# What you have to do:
Every line below must be reproduced exactly. Copy them all.

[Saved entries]
..........

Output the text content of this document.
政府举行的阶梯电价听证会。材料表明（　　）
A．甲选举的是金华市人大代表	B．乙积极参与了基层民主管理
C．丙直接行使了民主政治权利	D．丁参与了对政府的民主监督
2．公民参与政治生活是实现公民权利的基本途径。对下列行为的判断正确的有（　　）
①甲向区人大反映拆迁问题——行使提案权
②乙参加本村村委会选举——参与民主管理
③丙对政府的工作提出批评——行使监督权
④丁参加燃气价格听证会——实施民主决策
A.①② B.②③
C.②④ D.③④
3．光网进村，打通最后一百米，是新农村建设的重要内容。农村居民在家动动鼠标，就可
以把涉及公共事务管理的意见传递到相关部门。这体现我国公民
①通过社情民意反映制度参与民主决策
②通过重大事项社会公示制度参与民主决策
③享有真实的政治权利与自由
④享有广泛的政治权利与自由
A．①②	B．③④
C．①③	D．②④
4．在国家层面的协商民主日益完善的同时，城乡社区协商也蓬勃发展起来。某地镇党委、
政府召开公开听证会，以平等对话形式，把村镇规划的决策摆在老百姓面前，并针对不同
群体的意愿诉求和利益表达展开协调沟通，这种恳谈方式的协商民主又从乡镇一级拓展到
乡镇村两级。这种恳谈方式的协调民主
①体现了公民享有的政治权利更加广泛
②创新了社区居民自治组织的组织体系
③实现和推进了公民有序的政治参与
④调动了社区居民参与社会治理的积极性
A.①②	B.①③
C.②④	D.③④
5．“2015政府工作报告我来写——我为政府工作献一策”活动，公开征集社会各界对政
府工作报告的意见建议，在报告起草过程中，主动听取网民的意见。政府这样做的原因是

..........

# Solution below:
Output the text content of this document.
政府举行的阶梯电价听证会。材料表明（　　）
A．甲选举的是金华市人大代表	B．乙积极参与了基层民主管理
C．丙直接行使了民主政治权利	D．丁参与了对政府的民主监督
2．公民参与政治生活是实现公民权利的基本途径。对下列行为的判断正确的有（　　）
①甲向区人大反映拆迁问题——行使提案权
②乙参加本村村委会选举——参与民主管理
③丙对政府的工作提出批评——行使监督权
④丁参加燃气价格听证会——实施民主决策
A.①② B.②③
C.②④ D.③④
3．光网进村，打通最后一百米，是新农村建设的重要内容。农村居民在家动动鼠标，就可
以把涉及公共事务管理的意见传递到相关部门。这体现我国公民
①通过社情民意反映制度参与民主决策
②通过重大事项社会公示制度参与民主决策
③享有真实的政治权利与自由
④享有广泛的政治权利与自由
A．①②	B．③④
C．①③	D．②④
4．在国家层面的协商民主日益完善的同时，城乡社区协商也蓬勃发展起来。某地镇党委、
政府召开公开听证会，以平等对话形式，把村镇规划的决策摆在老百姓面前，并针对不同
群体的意愿诉求和利益表达展开协调沟通，这种恳谈方式的协商民主又从乡镇一级拓展到
乡镇村两级。这种恳谈方式的协调民主
①体现了公民享有的政治权利更加广泛
②创新了社区居民自治组织的组织体系
③实现和推进了公民有序的政治参与
④调动了社区居民参与社会治理的积极性
A.①②	B.①③
C.②④	D.③④
5．“2015政府工作报告我来写——我为政府工作献一策”活动，公开征集社会各界对政
府工作报告的意见建议，在报告起草过程中，主动听取网民的意见。政府这样做的原因是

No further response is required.